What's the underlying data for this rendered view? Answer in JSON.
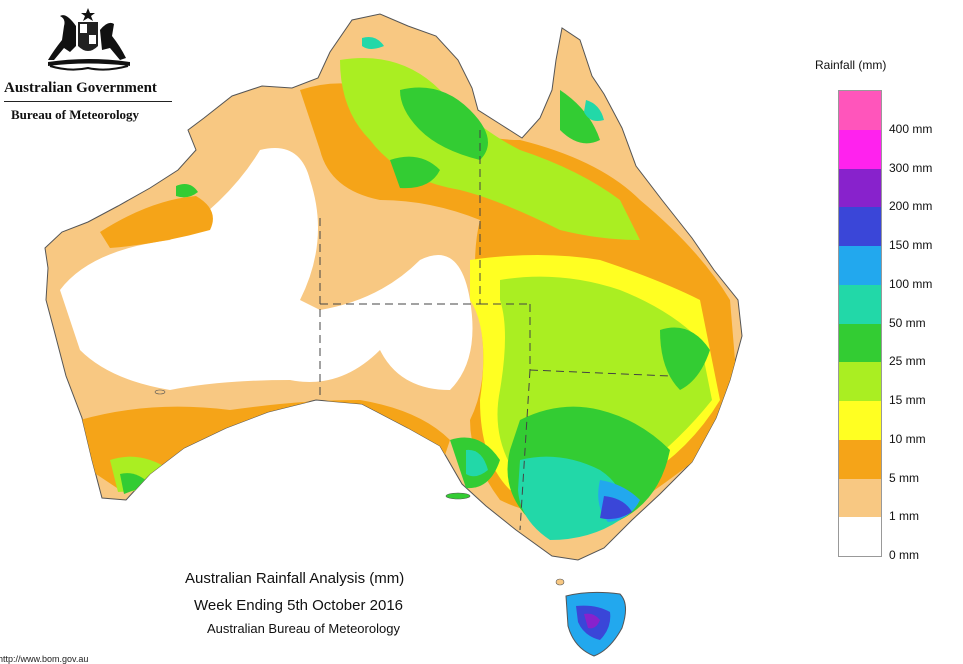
{
  "header": {
    "government": "Australian Government",
    "bureau": "Bureau of Meteorology"
  },
  "legend": {
    "title": "Rainfall (mm)",
    "bins": [
      {
        "label": "400 mm",
        "color": "#ff55bb"
      },
      {
        "label": "300 mm",
        "color": "#ff22ee"
      },
      {
        "label": "200 mm",
        "color": "#8822cc"
      },
      {
        "label": "150 mm",
        "color": "#3a46d8"
      },
      {
        "label": "100 mm",
        "color": "#22a8ee"
      },
      {
        "label": "50 mm",
        "color": "#22d8a8"
      },
      {
        "label": "25 mm",
        "color": "#33cc33"
      },
      {
        "label": "15 mm",
        "color": "#aaee22"
      },
      {
        "label": "10 mm",
        "color": "#ffff22"
      },
      {
        "label": "5 mm",
        "color": "#f5a418"
      },
      {
        "label": "1 mm",
        "color": "#f8c882"
      },
      {
        "label": "0 mm",
        "color": "#ffffff"
      }
    ]
  },
  "title": {
    "line1": "Australian Rainfall Analysis (mm)",
    "line2": "Week Ending 5th October 2016",
    "line3": "Australian Bureau of Meteorology"
  },
  "footer": {
    "url": "http://www.bom.gov.au"
  },
  "icons": {
    "crest": "coat-of-arms-icon"
  }
}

*What the task requires*
Sift the material for lines with the string "Bureau". Copy each one found.

*Written solution*
    "bureau": "Bureau of Meteorology"
    "line3": "Australian Bureau of Meteorology"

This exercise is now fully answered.